* AIM OF THE TASK: Present these lines as a numbered list, omitting any blank lines.

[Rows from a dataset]
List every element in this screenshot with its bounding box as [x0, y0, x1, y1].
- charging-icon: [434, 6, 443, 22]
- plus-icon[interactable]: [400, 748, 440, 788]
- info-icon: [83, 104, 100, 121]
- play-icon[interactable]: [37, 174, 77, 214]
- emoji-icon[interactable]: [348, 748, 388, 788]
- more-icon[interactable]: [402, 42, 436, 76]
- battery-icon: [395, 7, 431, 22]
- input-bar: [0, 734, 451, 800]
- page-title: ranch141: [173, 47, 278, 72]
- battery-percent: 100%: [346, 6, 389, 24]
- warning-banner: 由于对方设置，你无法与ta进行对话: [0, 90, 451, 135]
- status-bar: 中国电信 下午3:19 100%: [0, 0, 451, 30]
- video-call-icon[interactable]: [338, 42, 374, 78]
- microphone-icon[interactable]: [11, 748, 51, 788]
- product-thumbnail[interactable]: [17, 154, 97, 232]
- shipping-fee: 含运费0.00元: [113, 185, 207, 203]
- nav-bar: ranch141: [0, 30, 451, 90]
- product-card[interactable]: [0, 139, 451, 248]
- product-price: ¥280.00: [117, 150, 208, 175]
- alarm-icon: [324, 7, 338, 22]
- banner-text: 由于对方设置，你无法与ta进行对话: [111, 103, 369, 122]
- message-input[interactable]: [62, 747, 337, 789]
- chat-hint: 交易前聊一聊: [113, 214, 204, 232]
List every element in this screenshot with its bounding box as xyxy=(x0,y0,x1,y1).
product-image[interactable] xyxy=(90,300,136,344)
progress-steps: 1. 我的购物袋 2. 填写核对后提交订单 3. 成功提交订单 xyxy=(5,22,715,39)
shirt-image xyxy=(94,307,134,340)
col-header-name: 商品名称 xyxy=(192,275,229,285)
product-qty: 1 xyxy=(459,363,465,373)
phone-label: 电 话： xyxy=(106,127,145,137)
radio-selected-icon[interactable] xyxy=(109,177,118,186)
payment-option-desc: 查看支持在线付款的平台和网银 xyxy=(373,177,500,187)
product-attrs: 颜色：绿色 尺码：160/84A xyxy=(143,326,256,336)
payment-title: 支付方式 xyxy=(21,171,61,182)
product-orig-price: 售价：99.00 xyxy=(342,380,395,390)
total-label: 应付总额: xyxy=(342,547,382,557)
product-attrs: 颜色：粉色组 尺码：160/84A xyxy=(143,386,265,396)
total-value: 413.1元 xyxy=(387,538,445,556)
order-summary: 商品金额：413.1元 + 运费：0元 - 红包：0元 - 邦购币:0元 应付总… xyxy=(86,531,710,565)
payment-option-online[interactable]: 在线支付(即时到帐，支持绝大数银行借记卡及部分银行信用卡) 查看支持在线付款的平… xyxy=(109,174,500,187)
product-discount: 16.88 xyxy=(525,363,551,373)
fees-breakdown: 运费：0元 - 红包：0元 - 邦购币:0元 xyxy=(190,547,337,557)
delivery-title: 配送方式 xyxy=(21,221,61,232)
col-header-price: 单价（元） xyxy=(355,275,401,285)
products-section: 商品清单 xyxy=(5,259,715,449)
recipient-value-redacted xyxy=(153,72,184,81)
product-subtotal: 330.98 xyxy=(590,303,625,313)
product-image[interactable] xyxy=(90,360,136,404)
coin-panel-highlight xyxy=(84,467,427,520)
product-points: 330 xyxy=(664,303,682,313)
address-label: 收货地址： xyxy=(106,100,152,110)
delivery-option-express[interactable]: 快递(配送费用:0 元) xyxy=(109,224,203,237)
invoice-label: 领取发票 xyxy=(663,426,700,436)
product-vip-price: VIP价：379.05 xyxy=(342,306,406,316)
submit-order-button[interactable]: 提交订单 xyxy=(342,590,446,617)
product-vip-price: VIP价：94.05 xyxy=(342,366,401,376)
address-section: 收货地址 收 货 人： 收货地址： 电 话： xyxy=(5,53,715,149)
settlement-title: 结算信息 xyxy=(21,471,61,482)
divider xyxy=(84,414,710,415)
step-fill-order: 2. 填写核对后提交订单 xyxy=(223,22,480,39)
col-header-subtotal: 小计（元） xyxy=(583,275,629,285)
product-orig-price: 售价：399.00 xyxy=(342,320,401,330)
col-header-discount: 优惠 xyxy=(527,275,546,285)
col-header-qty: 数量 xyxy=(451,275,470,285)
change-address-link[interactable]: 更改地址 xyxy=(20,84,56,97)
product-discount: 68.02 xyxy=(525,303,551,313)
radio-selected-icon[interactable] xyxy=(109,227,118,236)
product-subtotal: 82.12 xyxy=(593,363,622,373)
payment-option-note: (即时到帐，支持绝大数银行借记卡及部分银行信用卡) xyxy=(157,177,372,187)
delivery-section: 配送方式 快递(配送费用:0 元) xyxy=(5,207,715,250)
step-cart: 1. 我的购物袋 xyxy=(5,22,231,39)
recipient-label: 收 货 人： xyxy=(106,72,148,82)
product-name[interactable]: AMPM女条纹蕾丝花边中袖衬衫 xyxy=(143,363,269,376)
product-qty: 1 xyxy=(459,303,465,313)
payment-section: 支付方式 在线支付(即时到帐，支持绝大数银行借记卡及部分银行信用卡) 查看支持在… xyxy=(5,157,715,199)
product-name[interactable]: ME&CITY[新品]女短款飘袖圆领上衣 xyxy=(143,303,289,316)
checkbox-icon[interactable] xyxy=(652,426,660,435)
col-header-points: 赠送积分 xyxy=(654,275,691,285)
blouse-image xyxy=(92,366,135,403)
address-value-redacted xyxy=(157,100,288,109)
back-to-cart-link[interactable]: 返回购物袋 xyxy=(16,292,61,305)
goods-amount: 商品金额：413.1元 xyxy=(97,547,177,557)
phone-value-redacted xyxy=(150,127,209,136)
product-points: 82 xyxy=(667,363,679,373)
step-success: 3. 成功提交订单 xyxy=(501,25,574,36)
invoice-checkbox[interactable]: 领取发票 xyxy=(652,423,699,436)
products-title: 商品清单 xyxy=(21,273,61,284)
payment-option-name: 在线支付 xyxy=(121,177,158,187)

* RESULT:
1. List every element in this screenshot with its bounding box as [x0, y0, x1, y1].
2. - charging-icon: [434, 6, 443, 22]
3. - plus-icon[interactable]: [400, 748, 440, 788]
4. - info-icon: [83, 104, 100, 121]
5. - play-icon[interactable]: [37, 174, 77, 214]
6. - emoji-icon[interactable]: [348, 748, 388, 788]
7. - more-icon[interactable]: [402, 42, 436, 76]
8. - battery-icon: [395, 7, 431, 22]
9. - input-bar: [0, 734, 451, 800]
10. - page-title: ranch141: [173, 47, 278, 72]
11. - battery-percent: 100%: [346, 6, 389, 24]
12. - warning-banner: 由于对方设置，你无法与ta进行对话: [0, 90, 451, 135]
13. - status-bar: 中国电信 下午3:19 100%: [0, 0, 451, 30]
14. - video-call-icon[interactable]: [338, 42, 374, 78]
15. - microphone-icon[interactable]: [11, 748, 51, 788]
16. - product-thumbnail[interactable]: [17, 154, 97, 232]
17. - shipping-fee: 含运费0.00元: [113, 185, 207, 203]
18. - nav-bar: ranch141: [0, 30, 451, 90]
19. - product-card[interactable]: [0, 139, 451, 248]
20. - product-price: ¥280.00: [117, 150, 208, 175]
21. - alarm-icon: [324, 7, 338, 22]
22. - banner-text: 由于对方设置，你无法与ta进行对话: [111, 103, 369, 122]
23. - message-input[interactable]: [62, 747, 337, 789]
24. - chat-hint: 交易前聊一聊: [113, 214, 204, 232]
25. List every element in this screenshot with its bounding box as xyxy=(x0,y0,x1,y1).
26. product-image[interactable] xyxy=(90,300,136,344)
27. progress-steps: 1. 我的购物袋 2. 填写核对后提交订单 3. 成功提交订单 xyxy=(5,22,715,39)
28. shirt-image xyxy=(94,307,134,340)
29. col-header-name: 商品名称 xyxy=(192,275,229,285)
30. product-qty: 1 xyxy=(459,363,465,373)
31. phone-label: 电 话： xyxy=(106,127,145,137)
32. radio-selected-icon[interactable] xyxy=(109,177,118,186)
33. payment-option-desc: 查看支持在线付款的平台和网银 xyxy=(373,177,500,187)
34. product-attrs: 颜色：绿色 尺码：160/84A xyxy=(143,326,256,336)
35. payment-title: 支付方式 xyxy=(21,171,61,182)
36. product-orig-price: 售价：99.00 xyxy=(342,380,395,390)
37. total-label: 应付总额: xyxy=(342,547,382,557)
38. product-attrs: 颜色：粉色组 尺码：160/84A xyxy=(143,386,265,396)
39. total-value: 413.1元 xyxy=(387,538,445,556)
40. order-summary: 商品金额：413.1元 + 运费：0元 - 红包：0元 - 邦购币:0元 应付总… xyxy=(86,531,710,565)
41. payment-option-online[interactable]: 在线支付(即时到帐，支持绝大数银行借记卡及部分银行信用卡) 查看支持在线付款的平… xyxy=(109,174,500,187)
42. product-discount: 16.88 xyxy=(525,363,551,373)
43. fees-breakdown: 运费：0元 - 红包：0元 - 邦购币:0元 xyxy=(190,547,337,557)
44. delivery-title: 配送方式 xyxy=(21,221,61,232)
45. col-header-price: 单价（元） xyxy=(355,275,401,285)
46. products-section: 商品清单 xyxy=(5,259,715,449)
47. recipient-value-redacted xyxy=(153,72,184,81)
48. product-subtotal: 330.98 xyxy=(590,303,625,313)
49. product-image[interactable] xyxy=(90,360,136,404)
50. coin-panel-highlight xyxy=(84,467,427,520)
51. product-points: 330 xyxy=(664,303,682,313)
52. address-label: 收货地址： xyxy=(106,100,152,110)
53. delivery-option-express[interactable]: 快递(配送费用:0 元) xyxy=(109,224,203,237)
54. invoice-label: 领取发票 xyxy=(663,426,700,436)
55. product-vip-price: VIP价：379.05 xyxy=(342,306,406,316)
56. submit-order-button[interactable]: 提交订单 xyxy=(342,590,446,617)
57. product-vip-price: VIP价：94.05 xyxy=(342,366,401,376)
58. address-section: 收货地址 收 货 人： 收货地址： 电 话： xyxy=(5,53,715,149)
59. settlement-title: 结算信息 xyxy=(21,471,61,482)
60. divider xyxy=(84,414,710,415)
61. step-fill-order: 2. 填写核对后提交订单 xyxy=(223,22,480,39)
62. col-header-subtotal: 小计（元） xyxy=(583,275,629,285)
63. product-orig-price: 售价：399.00 xyxy=(342,320,401,330)
64. col-header-discount: 优惠 xyxy=(527,275,546,285)
65. col-header-qty: 数量 xyxy=(451,275,470,285)
66. change-address-link[interactable]: 更改地址 xyxy=(20,84,56,97)
67. product-discount: 68.02 xyxy=(525,303,551,313)
68. radio-selected-icon[interactable] xyxy=(109,227,118,236)
69. product-subtotal: 82.12 xyxy=(593,363,622,373)
70. payment-option-note: (即时到帐，支持绝大数银行借记卡及部分银行信用卡) xyxy=(157,177,372,187)
71. delivery-section: 配送方式 快递(配送费用:0 元) xyxy=(5,207,715,250)
72. step-cart: 1. 我的购物袋 xyxy=(5,22,231,39)
73. recipient-label: 收 货 人： xyxy=(106,72,148,82)
74. product-name[interactable]: AMPM女条纹蕾丝花边中袖衬衫 xyxy=(143,363,269,376)
75. product-qty: 1 xyxy=(459,303,465,313)
76. payment-section: 支付方式 在线支付(即时到帐，支持绝大数银行借记卡及部分银行信用卡) 查看支持在… xyxy=(5,157,715,199)
77. product-name[interactable]: ME&CITY[新品]女短款飘袖圆领上衣 xyxy=(143,303,289,316)
78. checkbox-icon[interactable] xyxy=(652,426,660,435)
79. col-header-points: 赠送积分 xyxy=(654,275,691,285)
80. blouse-image xyxy=(92,366,135,403)
81. address-value-redacted xyxy=(157,100,288,109)
82. back-to-cart-link[interactable]: 返回购物袋 xyxy=(16,292,61,305)
83. goods-amount: 商品金额：413.1元 xyxy=(97,547,177,557)
84. phone-value-redacted xyxy=(150,127,209,136)
85. product-points: 82 xyxy=(667,363,679,373)
86. step-success: 3. 成功提交订单 xyxy=(501,25,574,36)
87. invoice-checkbox[interactable]: 领取发票 xyxy=(652,423,699,436)
88. products-title: 商品清单 xyxy=(21,273,61,284)
89. payment-option-name: 在线支付 xyxy=(121,177,158,187)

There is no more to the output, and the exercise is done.